_Record set_
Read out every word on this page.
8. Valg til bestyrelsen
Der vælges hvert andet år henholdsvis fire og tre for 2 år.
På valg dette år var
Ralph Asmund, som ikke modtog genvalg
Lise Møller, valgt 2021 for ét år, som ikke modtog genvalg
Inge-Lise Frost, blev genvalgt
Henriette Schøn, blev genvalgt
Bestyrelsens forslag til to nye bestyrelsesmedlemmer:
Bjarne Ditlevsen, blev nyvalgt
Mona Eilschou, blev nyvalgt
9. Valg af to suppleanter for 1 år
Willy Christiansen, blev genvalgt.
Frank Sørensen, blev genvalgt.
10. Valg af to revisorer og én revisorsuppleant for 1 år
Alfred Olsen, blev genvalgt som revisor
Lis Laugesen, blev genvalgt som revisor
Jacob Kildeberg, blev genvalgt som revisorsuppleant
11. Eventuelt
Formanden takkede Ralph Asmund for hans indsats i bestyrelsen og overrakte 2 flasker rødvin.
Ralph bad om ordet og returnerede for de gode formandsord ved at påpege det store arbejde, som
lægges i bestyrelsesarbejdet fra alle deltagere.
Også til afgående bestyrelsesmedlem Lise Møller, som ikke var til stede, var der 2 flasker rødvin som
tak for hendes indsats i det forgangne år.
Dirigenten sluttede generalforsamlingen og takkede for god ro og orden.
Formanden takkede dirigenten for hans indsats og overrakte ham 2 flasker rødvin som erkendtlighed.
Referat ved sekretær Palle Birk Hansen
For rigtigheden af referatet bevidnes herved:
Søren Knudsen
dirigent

_To be done_
Pick out each line in the material containing "revisorsuppleant".

_Solution for this problem_
10. Valg af to revisorer og én revisorsuppleant for 1 år
Jacob Kildeberg, blev genvalgt som revisorsuppleant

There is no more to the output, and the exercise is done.